>> BEGIN Raw records
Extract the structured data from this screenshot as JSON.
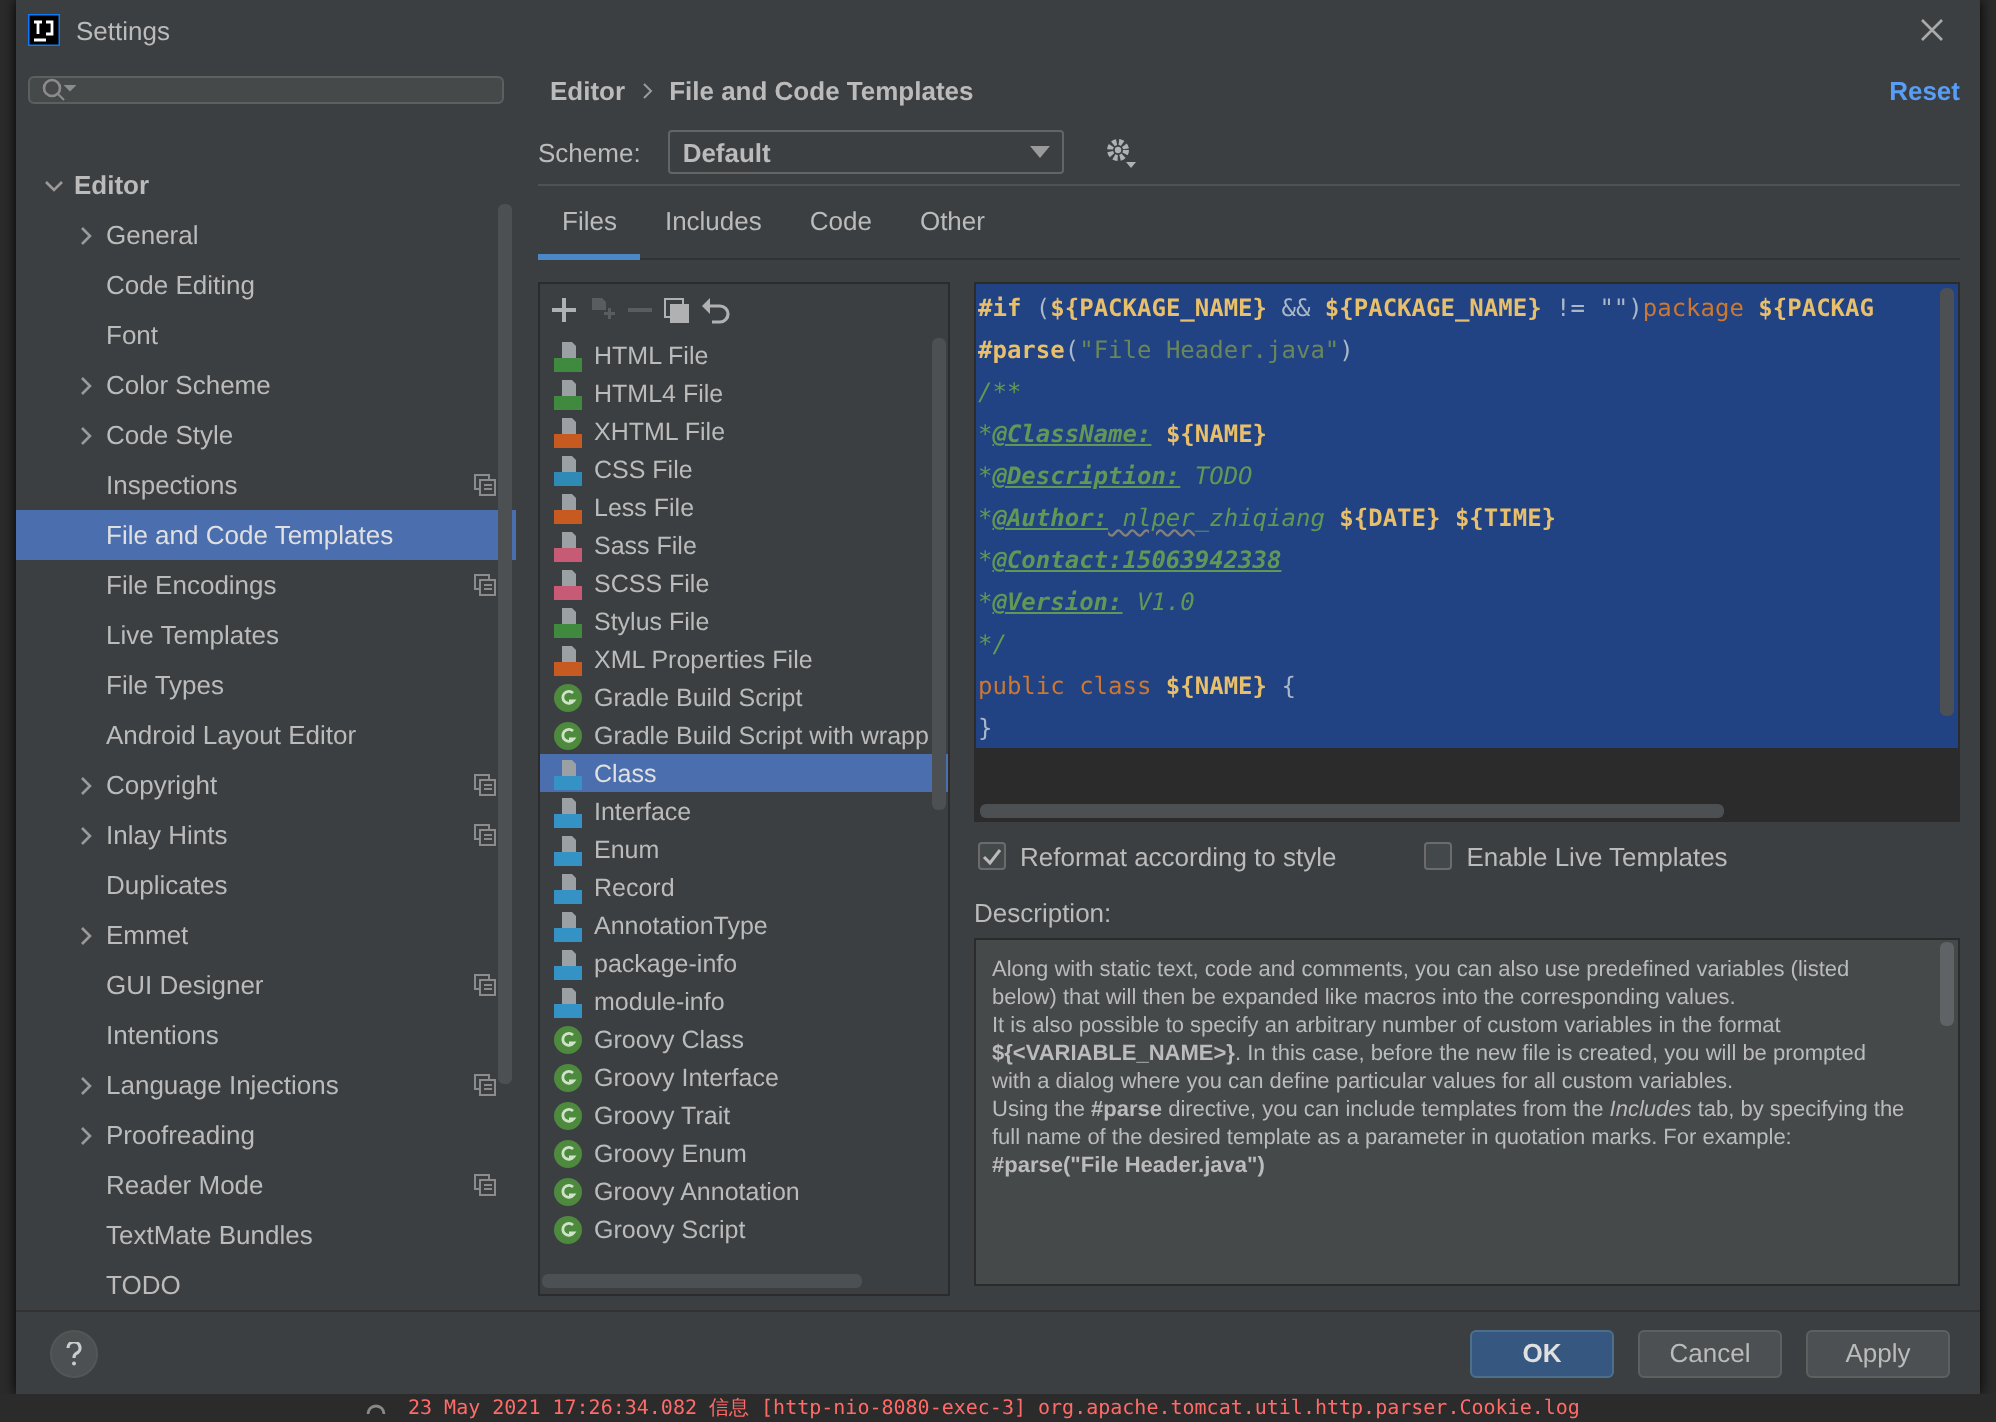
{
  "window": {
    "title": "Settings"
  },
  "sidebar": {
    "items": [
      {
        "label": "Editor",
        "kind": "group",
        "expanded": true,
        "selected": false,
        "scoped": false,
        "children": [
          {
            "label": "General",
            "kind": "group",
            "expanded": false,
            "selected": false,
            "scoped": false
          },
          {
            "label": "Code Editing",
            "kind": "page",
            "selected": false,
            "scoped": false
          },
          {
            "label": "Font",
            "kind": "page",
            "selected": false,
            "scoped": false
          },
          {
            "label": "Color Scheme",
            "kind": "group",
            "expanded": false,
            "selected": false,
            "scoped": false
          },
          {
            "label": "Code Style",
            "kind": "group",
            "expanded": false,
            "selected": false,
            "scoped": false
          },
          {
            "label": "Inspections",
            "kind": "page",
            "selected": false,
            "scoped": true
          },
          {
            "label": "File and Code Templates",
            "kind": "page",
            "selected": true,
            "scoped": false
          },
          {
            "label": "File Encodings",
            "kind": "page",
            "selected": false,
            "scoped": true
          },
          {
            "label": "Live Templates",
            "kind": "page",
            "selected": false,
            "scoped": false
          },
          {
            "label": "File Types",
            "kind": "page",
            "selected": false,
            "scoped": false
          },
          {
            "label": "Android Layout Editor",
            "kind": "page",
            "selected": false,
            "scoped": false
          },
          {
            "label": "Copyright",
            "kind": "group",
            "expanded": false,
            "selected": false,
            "scoped": true
          },
          {
            "label": "Inlay Hints",
            "kind": "group",
            "expanded": false,
            "selected": false,
            "scoped": true
          },
          {
            "label": "Duplicates",
            "kind": "page",
            "selected": false,
            "scoped": false
          },
          {
            "label": "Emmet",
            "kind": "group",
            "expanded": false,
            "selected": false,
            "scoped": false
          },
          {
            "label": "GUI Designer",
            "kind": "page",
            "selected": false,
            "scoped": true
          },
          {
            "label": "Intentions",
            "kind": "page",
            "selected": false,
            "scoped": false
          },
          {
            "label": "Language Injections",
            "kind": "group",
            "expanded": false,
            "selected": false,
            "scoped": true
          },
          {
            "label": "Proofreading",
            "kind": "group",
            "expanded": false,
            "selected": false,
            "scoped": false
          },
          {
            "label": "Reader Mode",
            "kind": "page",
            "selected": false,
            "scoped": true
          },
          {
            "label": "TextMate Bundles",
            "kind": "page",
            "selected": false,
            "scoped": false
          },
          {
            "label": "TODO",
            "kind": "page",
            "selected": false,
            "scoped": false
          }
        ]
      }
    ]
  },
  "breadcrumb": [
    "Editor",
    "File and Code Templates"
  ],
  "reset": "Reset",
  "scheme": {
    "label": "Scheme:",
    "value": "Default"
  },
  "tabs": [
    {
      "label": "Files",
      "selected": true
    },
    {
      "label": "Includes",
      "selected": false
    },
    {
      "label": "Code",
      "selected": false
    },
    {
      "label": "Other",
      "selected": false
    }
  ],
  "templates": [
    {
      "label": "HTML File",
      "kind": "file",
      "color": "#3f8a3f",
      "selected": false
    },
    {
      "label": "HTML4 File",
      "kind": "file",
      "color": "#3f8a3f",
      "selected": false
    },
    {
      "label": "XHTML File",
      "kind": "file",
      "color": "#c75a21",
      "selected": false
    },
    {
      "label": "CSS File",
      "kind": "file",
      "color": "#2f8bb5",
      "selected": false
    },
    {
      "label": "Less File",
      "kind": "file",
      "color": "#c75a21",
      "selected": false
    },
    {
      "label": "Sass File",
      "kind": "file",
      "color": "#c75b76",
      "selected": false
    },
    {
      "label": "SCSS File",
      "kind": "file",
      "color": "#c75b76",
      "selected": false
    },
    {
      "label": "Stylus File",
      "kind": "file",
      "color": "#3f8a3f",
      "selected": false
    },
    {
      "label": "XML Properties File",
      "kind": "file",
      "color": "#c75a21",
      "selected": false
    },
    {
      "label": "Gradle Build Script",
      "kind": "groovy",
      "selected": false
    },
    {
      "label": "Gradle Build Script with wrapp",
      "kind": "groovy",
      "selected": false
    },
    {
      "label": "Class",
      "kind": "file",
      "color": "#3592c4",
      "selected": true
    },
    {
      "label": "Interface",
      "kind": "file",
      "color": "#3592c4",
      "selected": false
    },
    {
      "label": "Enum",
      "kind": "file",
      "color": "#3592c4",
      "selected": false
    },
    {
      "label": "Record",
      "kind": "file",
      "color": "#3592c4",
      "selected": false
    },
    {
      "label": "AnnotationType",
      "kind": "file",
      "color": "#3592c4",
      "selected": false
    },
    {
      "label": "package-info",
      "kind": "file",
      "color": "#3592c4",
      "selected": false
    },
    {
      "label": "module-info",
      "kind": "file",
      "color": "#3592c4",
      "selected": false
    },
    {
      "label": "Groovy Class",
      "kind": "groovy",
      "selected": false
    },
    {
      "label": "Groovy Interface",
      "kind": "groovy",
      "selected": false
    },
    {
      "label": "Groovy Trait",
      "kind": "groovy",
      "selected": false
    },
    {
      "label": "Groovy Enum",
      "kind": "groovy",
      "selected": false
    },
    {
      "label": "Groovy Annotation",
      "kind": "groovy",
      "selected": false
    },
    {
      "label": "Groovy Script",
      "kind": "groovy",
      "selected": false
    }
  ],
  "editor": {
    "lines": [
      [
        {
          "kind": "directive",
          "text": "#if"
        },
        {
          "kind": "plain",
          "text": " ("
        },
        {
          "kind": "var",
          "text": "${PACKAGE_NAME}"
        },
        {
          "kind": "plain",
          "text": " && "
        },
        {
          "kind": "var",
          "text": "${PACKAGE_NAME}"
        },
        {
          "kind": "plain",
          "text": " != \"\")"
        },
        {
          "kind": "keyword",
          "text": "package "
        },
        {
          "kind": "var",
          "text": "${PACKAG"
        }
      ],
      [
        {
          "kind": "directive",
          "text": "#parse"
        },
        {
          "kind": "plain",
          "text": "("
        },
        {
          "kind": "string",
          "text": "\"File Header.java\""
        },
        {
          "kind": "plain",
          "text": ")"
        }
      ],
      [
        {
          "kind": "comment",
          "text": "/**"
        }
      ],
      [
        {
          "kind": "comment",
          "text": "*"
        },
        {
          "kind": "doctag",
          "text": "@ClassName:"
        },
        {
          "kind": "var",
          "text": " ${NAME}"
        }
      ],
      [
        {
          "kind": "comment",
          "text": "*"
        },
        {
          "kind": "doctag",
          "text": "@Description:"
        },
        {
          "kind": "docval",
          "text": " TODO"
        }
      ],
      [
        {
          "kind": "comment",
          "text": "*"
        },
        {
          "kind": "doctag",
          "text": "@Author:"
        },
        {
          "kind": "typo",
          "text": " nlper"
        },
        {
          "kind": "docval",
          "text": "_zhiqiang"
        },
        {
          "kind": "var",
          "text": " ${DATE}"
        },
        {
          "kind": "var",
          "text": " ${TIME}"
        }
      ],
      [
        {
          "kind": "comment",
          "text": "*"
        },
        {
          "kind": "doctag",
          "text": "@Contact:15063942338"
        }
      ],
      [
        {
          "kind": "comment",
          "text": "*"
        },
        {
          "kind": "doctag",
          "text": "@Version:"
        },
        {
          "kind": "docval",
          "text": " V1.0"
        }
      ],
      [
        {
          "kind": "comment",
          "text": "*/"
        }
      ],
      [
        {
          "kind": "keyword",
          "text": "public class "
        },
        {
          "kind": "var",
          "text": "${NAME}"
        },
        {
          "kind": "plain",
          "text": " {"
        }
      ],
      [
        {
          "kind": "plain",
          "text": "}"
        }
      ]
    ]
  },
  "options": [
    {
      "label": "Reformat according to style",
      "checked": true
    },
    {
      "label": "Enable Live Templates",
      "checked": false
    }
  ],
  "description": {
    "label": "Description:",
    "paragraphs": [
      {
        "kind": "text",
        "text": "Along with static text, code and comments, you can also use predefined variables (listed below) that will then be expanded like macros into the corresponding values."
      },
      {
        "kind": "text",
        "text": "It is also possible to specify an arbitrary number of custom variables in the format **${<VARIABLE_NAME>}**. In this case, before the new file is created, you will be prompted with a dialog where you can define particular values for all custom variables."
      },
      {
        "kind": "text",
        "text": "Using the **#parse** directive, you can include templates from the *Includes* tab, by specifying the full name of the desired template as a parameter in quotation marks. For example:"
      },
      {
        "kind": "code",
        "text": "#parse(\"File Header.java\")"
      }
    ]
  },
  "buttons": [
    {
      "label": "OK",
      "kind": "primary"
    },
    {
      "label": "Cancel",
      "kind": "normal"
    },
    {
      "label": "Apply",
      "kind": "normal"
    }
  ],
  "log": {
    "text": "23 May 2021 17:26:34.082 信息 [http-nio-8080-exec-3] org.apache.tomcat.util.http.parser.Cookie.log"
  }
}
>> END Raw records
**Exercise aim:** Look through the entries above for the word "info". Copy every line where it shows up.

**Answer to the problem:**
      "label": "package-info",
      "label": "module-info",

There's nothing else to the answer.